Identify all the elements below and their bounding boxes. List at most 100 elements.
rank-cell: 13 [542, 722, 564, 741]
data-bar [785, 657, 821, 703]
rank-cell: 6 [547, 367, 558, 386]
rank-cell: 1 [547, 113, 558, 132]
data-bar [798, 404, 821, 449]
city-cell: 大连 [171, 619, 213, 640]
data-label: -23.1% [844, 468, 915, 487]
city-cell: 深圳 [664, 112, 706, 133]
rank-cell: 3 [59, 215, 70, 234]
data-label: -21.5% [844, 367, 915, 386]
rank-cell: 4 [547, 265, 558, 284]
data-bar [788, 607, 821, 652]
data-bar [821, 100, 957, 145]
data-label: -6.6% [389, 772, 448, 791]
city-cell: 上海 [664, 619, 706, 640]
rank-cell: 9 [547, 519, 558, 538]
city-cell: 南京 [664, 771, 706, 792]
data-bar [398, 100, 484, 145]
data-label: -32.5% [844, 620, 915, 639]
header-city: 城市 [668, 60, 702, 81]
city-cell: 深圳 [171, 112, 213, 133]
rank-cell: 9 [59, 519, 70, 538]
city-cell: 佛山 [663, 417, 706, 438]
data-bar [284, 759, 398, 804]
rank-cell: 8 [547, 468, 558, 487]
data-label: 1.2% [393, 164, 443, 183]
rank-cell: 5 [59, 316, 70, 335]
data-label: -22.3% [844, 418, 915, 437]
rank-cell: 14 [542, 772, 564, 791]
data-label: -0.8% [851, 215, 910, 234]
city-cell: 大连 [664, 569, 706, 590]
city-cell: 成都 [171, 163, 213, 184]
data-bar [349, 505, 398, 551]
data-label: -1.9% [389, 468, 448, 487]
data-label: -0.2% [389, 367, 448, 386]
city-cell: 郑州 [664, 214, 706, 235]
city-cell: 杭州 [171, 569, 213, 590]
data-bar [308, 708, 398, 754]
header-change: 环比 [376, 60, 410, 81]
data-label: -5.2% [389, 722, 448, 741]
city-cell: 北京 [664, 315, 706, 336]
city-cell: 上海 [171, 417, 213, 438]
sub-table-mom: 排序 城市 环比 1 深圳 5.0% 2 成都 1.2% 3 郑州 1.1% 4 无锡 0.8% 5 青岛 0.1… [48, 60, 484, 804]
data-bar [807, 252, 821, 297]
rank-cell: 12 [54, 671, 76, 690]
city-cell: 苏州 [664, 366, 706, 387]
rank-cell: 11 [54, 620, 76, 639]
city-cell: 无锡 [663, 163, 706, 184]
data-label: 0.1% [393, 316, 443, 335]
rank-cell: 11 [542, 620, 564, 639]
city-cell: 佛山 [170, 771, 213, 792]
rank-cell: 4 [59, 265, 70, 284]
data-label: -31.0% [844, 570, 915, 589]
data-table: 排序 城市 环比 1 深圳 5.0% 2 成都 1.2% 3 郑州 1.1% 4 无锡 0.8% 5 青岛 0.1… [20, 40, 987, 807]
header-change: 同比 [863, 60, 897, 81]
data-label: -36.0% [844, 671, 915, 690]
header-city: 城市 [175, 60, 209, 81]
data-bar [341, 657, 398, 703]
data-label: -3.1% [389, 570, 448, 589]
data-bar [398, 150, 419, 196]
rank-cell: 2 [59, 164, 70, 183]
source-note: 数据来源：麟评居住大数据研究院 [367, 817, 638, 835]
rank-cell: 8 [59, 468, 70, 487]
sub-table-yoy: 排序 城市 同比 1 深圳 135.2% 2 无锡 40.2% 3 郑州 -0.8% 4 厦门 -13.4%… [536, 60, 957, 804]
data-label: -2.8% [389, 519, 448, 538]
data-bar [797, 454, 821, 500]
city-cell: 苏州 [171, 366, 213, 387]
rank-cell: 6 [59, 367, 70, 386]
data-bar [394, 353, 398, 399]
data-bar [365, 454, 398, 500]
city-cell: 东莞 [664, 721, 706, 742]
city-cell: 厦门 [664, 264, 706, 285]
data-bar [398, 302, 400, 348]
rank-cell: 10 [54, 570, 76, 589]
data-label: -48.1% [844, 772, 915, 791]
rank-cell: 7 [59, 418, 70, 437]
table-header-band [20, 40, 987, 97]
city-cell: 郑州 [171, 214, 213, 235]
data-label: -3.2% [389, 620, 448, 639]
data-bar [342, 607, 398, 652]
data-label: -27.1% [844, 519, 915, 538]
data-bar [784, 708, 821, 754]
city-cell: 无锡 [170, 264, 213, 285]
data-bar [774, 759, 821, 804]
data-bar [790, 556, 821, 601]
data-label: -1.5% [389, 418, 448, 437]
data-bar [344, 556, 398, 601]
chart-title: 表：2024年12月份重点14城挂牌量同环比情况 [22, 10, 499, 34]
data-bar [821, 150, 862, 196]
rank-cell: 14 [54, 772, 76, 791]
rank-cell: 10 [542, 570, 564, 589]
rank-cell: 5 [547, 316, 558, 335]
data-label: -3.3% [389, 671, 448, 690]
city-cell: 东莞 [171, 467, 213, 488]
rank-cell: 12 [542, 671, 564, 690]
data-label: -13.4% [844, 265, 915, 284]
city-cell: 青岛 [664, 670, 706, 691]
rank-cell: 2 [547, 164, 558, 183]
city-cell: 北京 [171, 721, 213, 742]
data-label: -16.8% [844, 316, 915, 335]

### Written instruction
Edit the records from the first line through the line that contains "data-bar [284, 759, 398, 804]": replace each "city-cell" with "city-name" and leave everything else unchanged.

### Response to the exercise
Identify all the elements below and their bounding boxes. List at most 100 elements.
rank-cell: 13 [542, 722, 564, 741]
data-bar [785, 657, 821, 703]
rank-cell: 6 [547, 367, 558, 386]
rank-cell: 1 [547, 113, 558, 132]
data-bar [798, 404, 821, 449]
city-name: 大连 [171, 619, 213, 640]
data-label: -23.1% [844, 468, 915, 487]
city-name: 深圳 [664, 112, 706, 133]
rank-cell: 3 [59, 215, 70, 234]
data-label: -21.5% [844, 367, 915, 386]
rank-cell: 4 [547, 265, 558, 284]
data-bar [788, 607, 821, 652]
data-bar [821, 100, 957, 145]
data-label: -6.6% [389, 772, 448, 791]
city-name: 上海 [664, 619, 706, 640]
rank-cell: 9 [547, 519, 558, 538]
city-name: 南京 [664, 771, 706, 792]
data-bar [398, 100, 484, 145]
data-label: -32.5% [844, 620, 915, 639]
header-city: 城市 [668, 60, 702, 81]
city-name: 深圳 [171, 112, 213, 133]
rank-cell: 9 [59, 519, 70, 538]
city-name: 佛山 [663, 417, 706, 438]
data-bar [284, 759, 398, 804]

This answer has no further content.